— Start of Provided data —

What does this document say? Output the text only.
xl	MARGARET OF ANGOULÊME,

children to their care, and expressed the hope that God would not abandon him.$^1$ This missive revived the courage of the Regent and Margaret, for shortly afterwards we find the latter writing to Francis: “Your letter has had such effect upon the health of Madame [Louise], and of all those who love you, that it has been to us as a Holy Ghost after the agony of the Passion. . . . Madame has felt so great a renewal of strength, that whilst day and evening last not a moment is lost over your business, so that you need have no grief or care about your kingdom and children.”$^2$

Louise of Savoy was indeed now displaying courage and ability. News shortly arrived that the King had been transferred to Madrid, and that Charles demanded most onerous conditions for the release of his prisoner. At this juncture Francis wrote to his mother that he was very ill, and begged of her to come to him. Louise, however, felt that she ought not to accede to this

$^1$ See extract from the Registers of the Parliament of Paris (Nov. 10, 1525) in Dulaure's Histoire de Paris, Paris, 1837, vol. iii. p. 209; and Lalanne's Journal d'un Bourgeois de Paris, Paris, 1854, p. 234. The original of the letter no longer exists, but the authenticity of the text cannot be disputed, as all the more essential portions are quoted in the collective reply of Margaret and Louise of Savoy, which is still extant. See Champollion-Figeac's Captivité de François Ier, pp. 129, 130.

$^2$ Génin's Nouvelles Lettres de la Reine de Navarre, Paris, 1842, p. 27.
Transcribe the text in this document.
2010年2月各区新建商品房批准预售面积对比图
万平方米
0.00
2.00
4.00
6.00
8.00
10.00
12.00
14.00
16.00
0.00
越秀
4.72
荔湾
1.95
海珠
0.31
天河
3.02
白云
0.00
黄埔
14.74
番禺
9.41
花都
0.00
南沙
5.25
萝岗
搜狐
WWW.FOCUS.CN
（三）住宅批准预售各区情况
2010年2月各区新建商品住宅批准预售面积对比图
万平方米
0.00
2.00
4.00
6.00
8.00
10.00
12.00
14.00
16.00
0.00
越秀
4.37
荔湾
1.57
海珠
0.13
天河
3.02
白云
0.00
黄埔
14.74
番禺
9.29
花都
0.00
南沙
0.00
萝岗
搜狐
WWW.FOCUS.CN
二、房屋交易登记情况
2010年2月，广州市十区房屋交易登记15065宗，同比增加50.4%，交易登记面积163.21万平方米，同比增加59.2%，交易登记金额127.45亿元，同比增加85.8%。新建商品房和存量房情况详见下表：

— End of Provided data —

- [What is being asked]:
Copy down the whole of the data above, matching it exactly.

- [Answer to this task]:
What does this document say? Output the text only.
xl	MARGARET OF ANGOULÊME,

children to their care, and expressed the hope that God would not abandon him.$^1$ This missive revived the courage of the Regent and Margaret, for shortly afterwards we find the latter writing to Francis: “Your letter has had such effect upon the health of Madame [Louise], and of all those who love you, that it has been to us as a Holy Ghost after the agony of the Passion. . . . Madame has felt so great a renewal of strength, that whilst day and evening last not a moment is lost over your business, so that you need have no grief or care about your kingdom and children.”$^2$

Louise of Savoy was indeed now displaying courage and ability. News shortly arrived that the King had been transferred to Madrid, and that Charles demanded most onerous conditions for the release of his prisoner. At this juncture Francis wrote to his mother that he was very ill, and begged of her to come to him. Louise, however, felt that she ought not to accede to this

$^1$ See extract from the Registers of the Parliament of Paris (Nov. 10, 1525) in Dulaure's Histoire de Paris, Paris, 1837, vol. iii. p. 209; and Lalanne's Journal d'un Bourgeois de Paris, Paris, 1854, p. 234. The original of the letter no longer exists, but the authenticity of the text cannot be disputed, as all the more essential portions are quoted in the collective reply of Margaret and Louise of Savoy, which is still extant. See Champollion-Figeac's Captivité de François Ier, pp. 129, 130.

$^2$ Génin's Nouvelles Lettres de la Reine de Navarre, Paris, 1842, p. 27.
Transcribe the text in this document.
2010年2月各区新建商品房批准预售面积对比图
万平方米
0.00
2.00
4.00
6.00
8.00
10.00
12.00
14.00
16.00
0.00
越秀
4.72
荔湾
1.95
海珠
0.31
天河
3.02
白云
0.00
黄埔
14.74
番禺
9.41
花都
0.00
南沙
5.25
萝岗
搜狐
WWW.FOCUS.CN
（三）住宅批准预售各区情况
2010年2月各区新建商品住宅批准预售面积对比图
万平方米
0.00
2.00
4.00
6.00
8.00
10.00
12.00
14.00
16.00
0.00
越秀
4.37
荔湾
1.57
海珠
0.13
天河
3.02
白云
0.00
黄埔
14.74
番禺
9.29
花都
0.00
南沙
0.00
萝岗
搜狐
WWW.FOCUS.CN
二、房屋交易登记情况
2010年2月，广州市十区房屋交易登记15065宗，同比增加50.4%，交易登记面积163.21万平方米，同比增加59.2%，交易登记金额127.45亿元，同比增加85.8%。新建商品房和存量房情况详见下表：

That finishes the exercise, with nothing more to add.